Stored data
++++++++++
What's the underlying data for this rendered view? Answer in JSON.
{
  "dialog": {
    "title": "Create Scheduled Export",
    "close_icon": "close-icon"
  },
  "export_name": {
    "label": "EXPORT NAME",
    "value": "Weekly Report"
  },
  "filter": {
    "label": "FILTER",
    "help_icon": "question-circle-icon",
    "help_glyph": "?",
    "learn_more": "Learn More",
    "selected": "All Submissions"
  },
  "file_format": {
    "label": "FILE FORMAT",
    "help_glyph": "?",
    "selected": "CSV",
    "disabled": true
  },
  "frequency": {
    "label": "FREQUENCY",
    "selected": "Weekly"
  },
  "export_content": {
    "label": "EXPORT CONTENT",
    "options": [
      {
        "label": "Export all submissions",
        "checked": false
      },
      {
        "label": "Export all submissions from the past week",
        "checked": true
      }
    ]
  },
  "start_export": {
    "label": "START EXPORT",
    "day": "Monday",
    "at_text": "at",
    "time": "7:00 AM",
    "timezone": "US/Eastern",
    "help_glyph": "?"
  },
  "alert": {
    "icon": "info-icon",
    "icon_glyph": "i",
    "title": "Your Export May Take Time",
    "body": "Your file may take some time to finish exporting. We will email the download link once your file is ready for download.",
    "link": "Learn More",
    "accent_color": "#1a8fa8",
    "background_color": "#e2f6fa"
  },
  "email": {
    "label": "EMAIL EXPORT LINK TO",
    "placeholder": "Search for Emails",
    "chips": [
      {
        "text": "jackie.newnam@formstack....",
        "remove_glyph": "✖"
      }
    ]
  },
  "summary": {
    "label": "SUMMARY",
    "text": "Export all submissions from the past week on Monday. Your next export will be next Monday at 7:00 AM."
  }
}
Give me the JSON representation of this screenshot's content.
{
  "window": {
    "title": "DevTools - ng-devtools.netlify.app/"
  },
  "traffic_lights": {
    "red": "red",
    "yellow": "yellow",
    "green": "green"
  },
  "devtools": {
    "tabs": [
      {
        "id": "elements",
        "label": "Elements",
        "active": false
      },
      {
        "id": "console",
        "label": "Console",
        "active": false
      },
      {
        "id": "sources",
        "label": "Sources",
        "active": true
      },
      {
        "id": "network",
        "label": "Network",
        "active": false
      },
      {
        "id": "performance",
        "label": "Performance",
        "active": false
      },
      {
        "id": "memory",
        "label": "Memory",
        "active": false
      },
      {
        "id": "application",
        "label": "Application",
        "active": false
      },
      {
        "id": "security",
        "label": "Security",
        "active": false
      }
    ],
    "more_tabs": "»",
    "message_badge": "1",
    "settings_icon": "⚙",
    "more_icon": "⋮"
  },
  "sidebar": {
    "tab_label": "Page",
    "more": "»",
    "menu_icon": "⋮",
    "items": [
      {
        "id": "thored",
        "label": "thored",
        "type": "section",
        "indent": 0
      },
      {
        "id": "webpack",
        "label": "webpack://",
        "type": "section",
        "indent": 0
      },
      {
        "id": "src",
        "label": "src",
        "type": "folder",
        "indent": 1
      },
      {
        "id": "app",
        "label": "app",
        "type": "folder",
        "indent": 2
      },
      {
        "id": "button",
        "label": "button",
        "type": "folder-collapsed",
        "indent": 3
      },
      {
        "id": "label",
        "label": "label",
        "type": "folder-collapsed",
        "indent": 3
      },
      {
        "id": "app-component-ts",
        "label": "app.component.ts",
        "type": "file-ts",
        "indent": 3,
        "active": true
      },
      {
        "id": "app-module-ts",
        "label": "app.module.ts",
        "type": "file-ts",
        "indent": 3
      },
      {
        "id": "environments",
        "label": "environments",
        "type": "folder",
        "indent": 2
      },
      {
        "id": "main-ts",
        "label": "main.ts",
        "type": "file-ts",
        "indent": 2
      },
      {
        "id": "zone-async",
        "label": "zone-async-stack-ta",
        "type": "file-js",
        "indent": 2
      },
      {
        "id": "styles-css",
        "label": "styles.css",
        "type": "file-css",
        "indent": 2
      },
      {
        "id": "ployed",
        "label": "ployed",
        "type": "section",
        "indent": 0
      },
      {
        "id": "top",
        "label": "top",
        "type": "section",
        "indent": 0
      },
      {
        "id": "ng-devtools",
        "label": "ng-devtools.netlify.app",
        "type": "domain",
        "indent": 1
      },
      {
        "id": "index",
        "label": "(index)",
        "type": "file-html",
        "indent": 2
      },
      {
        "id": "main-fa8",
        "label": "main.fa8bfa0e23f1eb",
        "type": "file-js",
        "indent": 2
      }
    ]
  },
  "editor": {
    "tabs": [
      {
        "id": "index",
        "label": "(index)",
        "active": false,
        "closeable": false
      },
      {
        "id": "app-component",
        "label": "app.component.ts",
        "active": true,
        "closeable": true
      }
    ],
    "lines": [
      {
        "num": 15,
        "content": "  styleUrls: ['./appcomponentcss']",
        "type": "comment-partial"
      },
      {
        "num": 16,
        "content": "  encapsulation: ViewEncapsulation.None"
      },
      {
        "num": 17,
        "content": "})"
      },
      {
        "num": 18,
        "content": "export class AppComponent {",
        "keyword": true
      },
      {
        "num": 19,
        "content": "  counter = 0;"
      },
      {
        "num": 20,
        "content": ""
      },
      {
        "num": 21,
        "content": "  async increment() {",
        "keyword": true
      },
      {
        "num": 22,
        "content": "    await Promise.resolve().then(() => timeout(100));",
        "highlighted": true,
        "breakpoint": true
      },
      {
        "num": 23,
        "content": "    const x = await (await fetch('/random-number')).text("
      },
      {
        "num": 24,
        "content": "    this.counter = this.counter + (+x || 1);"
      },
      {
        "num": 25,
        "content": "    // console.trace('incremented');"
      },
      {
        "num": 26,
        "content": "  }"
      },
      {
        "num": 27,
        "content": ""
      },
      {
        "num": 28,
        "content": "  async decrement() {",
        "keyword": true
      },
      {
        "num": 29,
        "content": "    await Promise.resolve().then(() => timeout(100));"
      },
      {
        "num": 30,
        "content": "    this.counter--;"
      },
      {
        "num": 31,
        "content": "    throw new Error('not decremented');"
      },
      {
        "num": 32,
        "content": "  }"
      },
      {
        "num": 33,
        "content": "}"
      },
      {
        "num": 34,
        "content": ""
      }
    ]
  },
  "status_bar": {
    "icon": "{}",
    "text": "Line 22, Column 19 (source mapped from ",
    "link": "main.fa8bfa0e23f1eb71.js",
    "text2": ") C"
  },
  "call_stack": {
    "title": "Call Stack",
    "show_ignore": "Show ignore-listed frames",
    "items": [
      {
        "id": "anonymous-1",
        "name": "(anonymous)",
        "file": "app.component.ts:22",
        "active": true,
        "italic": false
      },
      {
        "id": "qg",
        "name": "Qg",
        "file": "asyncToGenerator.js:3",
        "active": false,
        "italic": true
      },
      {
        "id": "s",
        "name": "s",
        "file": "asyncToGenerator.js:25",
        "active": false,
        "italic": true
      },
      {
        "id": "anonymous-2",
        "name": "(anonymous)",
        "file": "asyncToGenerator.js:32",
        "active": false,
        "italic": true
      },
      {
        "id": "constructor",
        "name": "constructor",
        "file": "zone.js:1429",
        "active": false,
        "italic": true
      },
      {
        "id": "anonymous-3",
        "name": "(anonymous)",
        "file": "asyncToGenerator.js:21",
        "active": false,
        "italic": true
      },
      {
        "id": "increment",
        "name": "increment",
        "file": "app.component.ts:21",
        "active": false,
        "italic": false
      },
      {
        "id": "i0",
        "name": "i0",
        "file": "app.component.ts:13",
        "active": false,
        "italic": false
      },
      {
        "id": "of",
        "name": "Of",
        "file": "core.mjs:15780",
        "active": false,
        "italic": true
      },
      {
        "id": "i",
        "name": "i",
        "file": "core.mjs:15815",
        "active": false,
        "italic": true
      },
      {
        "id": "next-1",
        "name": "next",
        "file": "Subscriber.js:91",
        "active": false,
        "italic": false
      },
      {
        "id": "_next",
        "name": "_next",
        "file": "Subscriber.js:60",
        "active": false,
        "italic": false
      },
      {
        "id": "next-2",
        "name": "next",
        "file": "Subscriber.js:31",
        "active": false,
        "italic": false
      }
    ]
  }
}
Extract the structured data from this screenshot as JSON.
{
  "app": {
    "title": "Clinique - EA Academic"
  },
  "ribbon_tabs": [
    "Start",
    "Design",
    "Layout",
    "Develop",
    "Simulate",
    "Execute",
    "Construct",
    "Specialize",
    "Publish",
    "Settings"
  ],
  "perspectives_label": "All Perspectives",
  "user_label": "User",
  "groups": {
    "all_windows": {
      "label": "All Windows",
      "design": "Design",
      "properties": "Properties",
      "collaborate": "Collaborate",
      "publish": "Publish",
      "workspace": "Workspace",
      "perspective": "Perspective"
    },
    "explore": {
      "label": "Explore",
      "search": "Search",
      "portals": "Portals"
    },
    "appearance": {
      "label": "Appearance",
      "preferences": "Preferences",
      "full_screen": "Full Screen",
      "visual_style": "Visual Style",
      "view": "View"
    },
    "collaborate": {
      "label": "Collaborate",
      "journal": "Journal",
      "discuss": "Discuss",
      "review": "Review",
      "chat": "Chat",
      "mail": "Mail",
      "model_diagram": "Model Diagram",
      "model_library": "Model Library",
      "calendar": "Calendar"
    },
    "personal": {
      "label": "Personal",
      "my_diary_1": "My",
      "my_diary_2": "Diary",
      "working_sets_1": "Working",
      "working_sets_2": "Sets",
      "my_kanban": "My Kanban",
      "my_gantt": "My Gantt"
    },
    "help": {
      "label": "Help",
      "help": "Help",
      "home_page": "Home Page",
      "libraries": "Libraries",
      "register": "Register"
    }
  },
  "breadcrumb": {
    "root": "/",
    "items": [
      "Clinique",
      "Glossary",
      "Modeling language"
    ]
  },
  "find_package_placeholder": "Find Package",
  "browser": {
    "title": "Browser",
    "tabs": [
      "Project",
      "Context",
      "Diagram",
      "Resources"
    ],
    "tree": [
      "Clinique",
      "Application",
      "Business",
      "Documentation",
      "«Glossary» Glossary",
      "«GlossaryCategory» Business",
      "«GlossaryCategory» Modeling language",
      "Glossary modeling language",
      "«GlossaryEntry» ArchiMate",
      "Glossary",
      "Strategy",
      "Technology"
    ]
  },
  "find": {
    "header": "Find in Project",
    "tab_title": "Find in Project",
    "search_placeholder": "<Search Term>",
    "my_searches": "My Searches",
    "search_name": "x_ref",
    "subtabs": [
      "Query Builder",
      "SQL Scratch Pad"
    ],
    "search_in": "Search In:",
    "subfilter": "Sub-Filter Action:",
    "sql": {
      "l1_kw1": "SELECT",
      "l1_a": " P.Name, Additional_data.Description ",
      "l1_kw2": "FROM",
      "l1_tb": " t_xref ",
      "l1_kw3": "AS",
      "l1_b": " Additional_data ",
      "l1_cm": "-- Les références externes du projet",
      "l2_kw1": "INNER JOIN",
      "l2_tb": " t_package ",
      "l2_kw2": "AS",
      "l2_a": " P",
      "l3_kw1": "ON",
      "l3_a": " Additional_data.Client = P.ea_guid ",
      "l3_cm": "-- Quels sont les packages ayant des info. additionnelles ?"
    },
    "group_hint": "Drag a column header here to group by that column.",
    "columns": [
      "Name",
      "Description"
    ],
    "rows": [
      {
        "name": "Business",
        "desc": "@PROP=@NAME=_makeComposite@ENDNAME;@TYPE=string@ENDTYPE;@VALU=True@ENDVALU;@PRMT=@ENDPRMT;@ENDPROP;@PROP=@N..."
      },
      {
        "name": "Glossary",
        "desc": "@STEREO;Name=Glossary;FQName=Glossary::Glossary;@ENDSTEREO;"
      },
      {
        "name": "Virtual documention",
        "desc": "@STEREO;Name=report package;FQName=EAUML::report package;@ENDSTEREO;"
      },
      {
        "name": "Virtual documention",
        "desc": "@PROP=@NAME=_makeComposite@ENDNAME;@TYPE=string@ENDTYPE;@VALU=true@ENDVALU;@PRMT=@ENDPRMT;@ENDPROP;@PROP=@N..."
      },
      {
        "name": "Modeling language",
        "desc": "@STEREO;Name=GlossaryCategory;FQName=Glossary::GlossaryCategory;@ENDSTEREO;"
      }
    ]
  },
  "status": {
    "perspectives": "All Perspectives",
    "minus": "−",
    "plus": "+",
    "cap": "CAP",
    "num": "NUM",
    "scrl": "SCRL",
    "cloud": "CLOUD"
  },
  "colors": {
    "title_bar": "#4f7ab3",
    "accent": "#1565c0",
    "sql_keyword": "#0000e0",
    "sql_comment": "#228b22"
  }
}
++++++++++
**Do this**
Locate the lines above that contain "string" and copy them.

**Written answer**
        "desc": "@PROP=@NAME=_makeComposite@ENDNAME;@TYPE=string@ENDTYPE;@VALU=True@ENDVALU;@PRMT=@ENDPRMT;@ENDPROP;@PROP=@N..."
        "desc": "@PROP=@NAME=_makeComposite@ENDNAME;@TYPE=string@ENDTYPE;@VALU=true@ENDVALU;@PRMT=@ENDPRMT;@ENDPROP;@PROP=@N..."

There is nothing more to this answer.